►

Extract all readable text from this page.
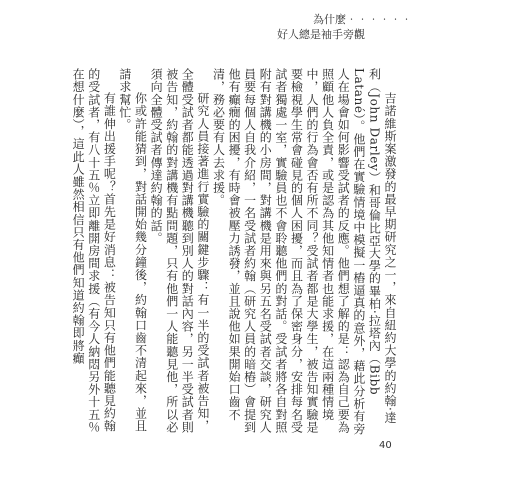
為什麼‧‧‧‧‧‧
好人總是袖手旁觀

吉諾維斯案激發的最早期研究之一，來自紐約大學的約翰‧達利（John Darley）和哥倫比亞大學的畢柏‧拉塔內（Bibb Latané）。他們在實驗情境中模擬一樁逼真的意外，藉此分析有旁人在場會如何影響受試者的反應。他們想了解的是：認為自己要為照顧他人負全責，或是認為其他知情者也能求援，在這兩種情境中，人們的行為會否有所不同？受試者都是大學生，被告知實驗是要檢視學生常會碰見的個人困擾，而且為了保密身分，安排每名受試者獨處一室，實驗員也不會聆聽他們的對話。受試者將各自對照附有對講機的小房間，對講機是用來與另五名受試者交談，研究人員要每個人自我介紹，一名受試者約翰（研究人員的暗樁）會提到他有癲癇的困擾，有時會被壓力誘發，並且說他如果開始口齒不清，務必要有人去求援。

研究人員接著進行實驗的關鍵步驟：有一半的受試者被告知，全體受試者都能透過對講機聽到別人的對話內容，另一半受試者則被告知，約翰的對講機有點問題，只有他們一人能聽見他，所以必須向全體受試者傳達約翰的話。

你或許能猜到，對話開始幾分鐘後，約翰口齒不清起來，並且請求幫忙。

有誰伸出援手呢？首先是好消息：被告知只有他們能聽見約翰的受試者，有八十五％立即離開房間求援（有今人納悶另外十五％在想什麼），這此人雖然相信只有他們知道約翰即將癲

40
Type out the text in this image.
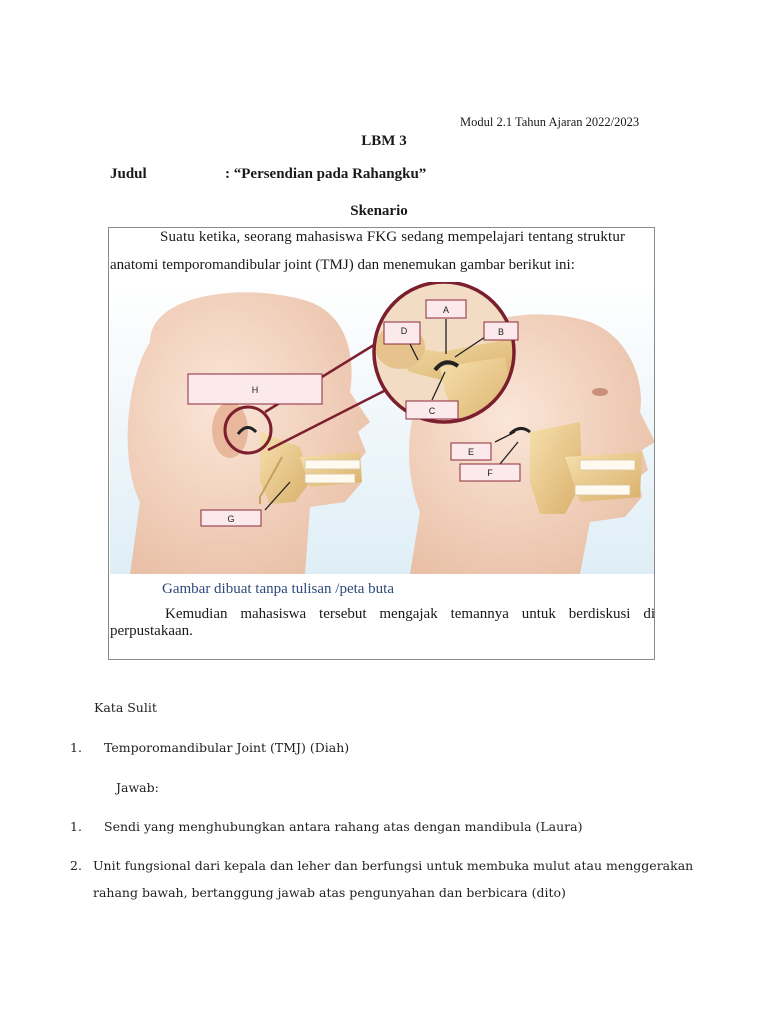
Modul 2.1 Tahun Ajaran 2022/2023
LBM 3
Judul	: “Persendian pada Rahangku”
Skenario
Suatu ketika, seorang mahasiswa FKG sedang mempelajari tentang struktur
anatomi temporomandibular joint (TMJ) dan menemukan gambar berikut ini:
A
B
D
C
E
F
G
H
Gambar dibuat tanpa tulisan /peta buta
Kemudian mahasiswa tersebut mengajak temannya untuk berdiskusi di
perpustakaan.
Kata Sulit
1. Temporomandibular Joint (TMJ) (Diah)
Jawab:
1. Sendi yang menghubungkan antara rahang atas dengan mandibula (Laura)
2. Unit fungsional dari kepala dan leher dan berfungsi untuk membuka mulut atau menggerakan
rahang bawah, bertanggung jawab atas pengunyahan dan berbicara (dito)
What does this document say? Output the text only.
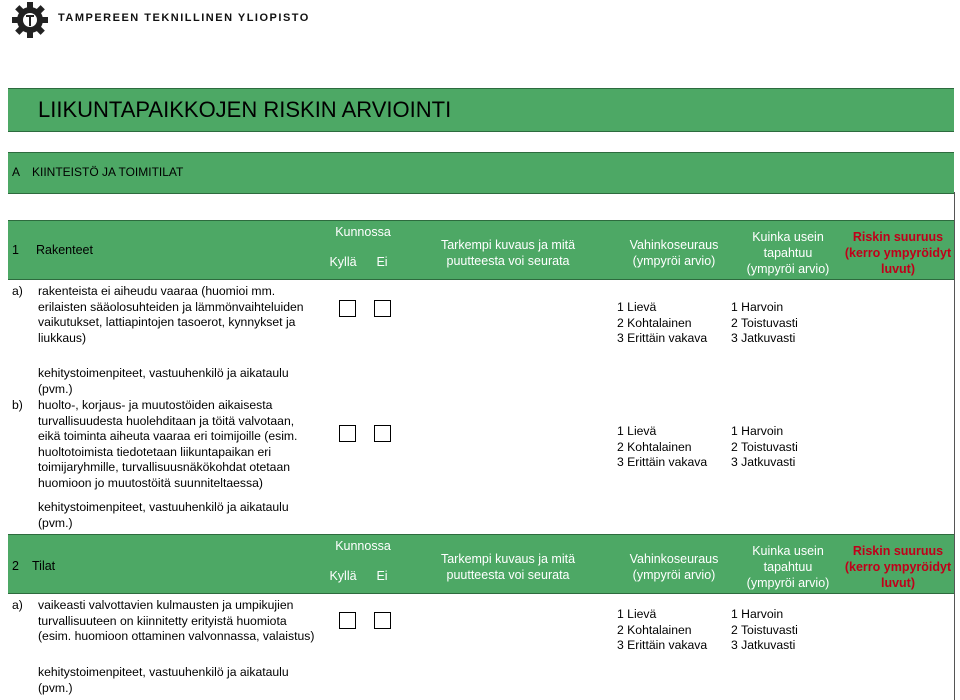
TAMPEREEN TEKNILLINEN YLIOPISTO
LIIKUNTAPAIKKOJEN RISKIN ARVIOINTI
A KIINTEISTÖ JA TOIMITILAT
1 Rakenteet
Kunnossa
Kyllä	Ei
Tarkempi kuvaus ja mitä
puutteesta voi seurata
Vahinkoseuraus
(ympyröi arvio)
Kuinka usein
tapahtuu
(ympyröi arvio)
Riskin suuruus
(kerro ympyröidyt
luvut)
a) rakenteista ei aiheudu vaaraa (huomioi mm.
erilaisten sääolosuhteiden ja lämmönvaihteluiden
vaikutukset, lattiapintojen tasoerot, kynnykset ja
liukkaus)
1 Lievä
2 Kohtalainen
3 Erittäin vakava
1 Harvoin
2 Toistuvasti
3 Jatkuvasti
kehitystoimenpiteet, vastuuhenkilö ja aikataulu
(pvm.)
b) huolto-, korjaus- ja muutostöiden aikaisesta
turvallisuudesta huolehditaan ja töitä valvotaan,
eikä toiminta aiheuta vaaraa eri toimijoille (esim.
huoltotoimista tiedotetaan liikuntapaikan eri
toimijaryhmille, turvallisuusnäkökohdat otetaan
huomioon jo muutostöitä suunniteltaessa)
1 Lievä
2 Kohtalainen
3 Erittäin vakava
1 Harvoin
2 Toistuvasti
3 Jatkuvasti
kehitystoimenpiteet, vastuuhenkilö ja aikataulu
(pvm.)
2 Tilat
Kunnossa
Kyllä	Ei
Tarkempi kuvaus ja mitä
puutteesta voi seurata
Vahinkoseuraus
(ympyröi arvio)
Kuinka usein
tapahtuu
(ympyröi arvio)
Riskin suuruus
(kerro ympyröidyt
luvut)
a) vaikeasti valvottavien kulmausten ja umpikujien
turvallisuuteen on kiinnitetty erityistä huomiota
(esim. huomioon ottaminen valvonnassa, valaistus)
1 Lievä
2 Kohtalainen
3 Erittäin vakava
1 Harvoin
2 Toistuvasti
3 Jatkuvasti
kehitystoimenpiteet, vastuuhenkilö ja aikataulu
(pvm.)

◄

● **Your task**:
Repeat each entry above word for word, leaving every picture out.

● **Written reply**:
Extract all readable text from this page.
為什麼‧‧‧‧‧‧
好人總是袖手旁觀

吉諾維斯案激發的最早期研究之一，來自紐約大學的約翰‧達利（John Darley）和哥倫比亞大學的畢柏‧拉塔內（Bibb Latané）。他們在實驗情境中模擬一樁逼真的意外，藉此分析有旁人在場會如何影響受試者的反應。他們想了解的是：認為自己要為照顧他人負全責，或是認為其他知情者也能求援，在這兩種情境中，人們的行為會否有所不同？受試者都是大學生，被告知實驗是要檢視學生常會碰見的個人困擾，而且為了保密身分，安排每名受試者獨處一室，實驗員也不會聆聽他們的對話。受試者將各自對照附有對講機的小房間，對講機是用來與另五名受試者交談，研究人員要每個人自我介紹，一名受試者約翰（研究人員的暗樁）會提到他有癲癇的困擾，有時會被壓力誘發，並且說他如果開始口齒不清，務必要有人去求援。

研究人員接著進行實驗的關鍵步驟：有一半的受試者被告知，全體受試者都能透過對講機聽到別人的對話內容，另一半受試者則被告知，約翰的對講機有點問題，只有他們一人能聽見他，所以必須向全體受試者傳達約翰的話。

你或許能猜到，對話開始幾分鐘後，約翰口齒不清起來，並且請求幫忙。

有誰伸出援手呢？首先是好消息：被告知只有他們能聽見約翰的受試者，有八十五％立即離開房間求援（有今人納悶另外十五％在想什麼），這此人雖然相信只有他們知道約翰即將癲

40
Type out the text in this image.
Modul 2.1 Tahun Ajaran 2022/2023
LBM 3
Judul	: “Persendian pada Rahangku”
Skenario
Suatu ketika, seorang mahasiswa FKG sedang mempelajari tentang struktur
anatomi temporomandibular joint (TMJ) dan menemukan gambar berikut ini:
A
B
D
C
E
F
G
H
Gambar dibuat tanpa tulisan /peta buta
Kemudian mahasiswa tersebut mengajak temannya untuk berdiskusi di
perpustakaan.
Kata Sulit
1. Temporomandibular Joint (TMJ) (Diah)
Jawab:
1. Sendi yang menghubungkan antara rahang atas dengan mandibula (Laura)
2. Unit fungsional dari kepala dan leher dan berfungsi untuk membuka mulut atau menggerakan
rahang bawah, bertanggung jawab atas pengunyahan dan berbicara (dito)
What does this document say? Output the text only.
TAMPEREEN TEKNILLINEN YLIOPISTO
LIIKUNTAPAIKKOJEN RISKIN ARVIOINTI
A KIINTEISTÖ JA TOIMITILAT
1 Rakenteet
Kunnossa
Kyllä	Ei
Tarkempi kuvaus ja mitä
puutteesta voi seurata
Vahinkoseuraus
(ympyröi arvio)
Kuinka usein
tapahtuu
(ympyröi arvio)
Riskin suuruus
(kerro ympyröidyt
luvut)
a) rakenteista ei aiheudu vaaraa (huomioi mm.
erilaisten sääolosuhteiden ja lämmönvaihteluiden
vaikutukset, lattiapintojen tasoerot, kynnykset ja
liukkaus)
1 Lievä
2 Kohtalainen
3 Erittäin vakava
1 Harvoin
2 Toistuvasti
3 Jatkuvasti
kehitystoimenpiteet, vastuuhenkilö ja aikataulu
(pvm.)
b) huolto-, korjaus- ja muutostöiden aikaisesta
turvallisuudesta huolehditaan ja töitä valvotaan,
eikä toiminta aiheuta vaaraa eri toimijoille (esim.
huoltotoimista tiedotetaan liikuntapaikan eri
toimijaryhmille, turvallisuusnäkökohdat otetaan
huomioon jo muutostöitä suunniteltaessa)
1 Lievä
2 Kohtalainen
3 Erittäin vakava
1 Harvoin
2 Toistuvasti
3 Jatkuvasti
kehitystoimenpiteet, vastuuhenkilö ja aikataulu
(pvm.)
2 Tilat
Kunnossa
Kyllä	Ei
Tarkempi kuvaus ja mitä
puutteesta voi seurata
Vahinkoseuraus
(ympyröi arvio)
Kuinka usein
tapahtuu
(ympyröi arvio)
Riskin suuruus
(kerro ympyröidyt
luvut)
a) vaikeasti valvottavien kulmausten ja umpikujien
turvallisuuteen on kiinnitetty erityistä huomiota
(esim. huomioon ottaminen valvonnassa, valaistus)
1 Lievä
2 Kohtalainen
3 Erittäin vakava
1 Harvoin
2 Toistuvasti
3 Jatkuvasti
kehitystoimenpiteet, vastuuhenkilö ja aikataulu
(pvm.)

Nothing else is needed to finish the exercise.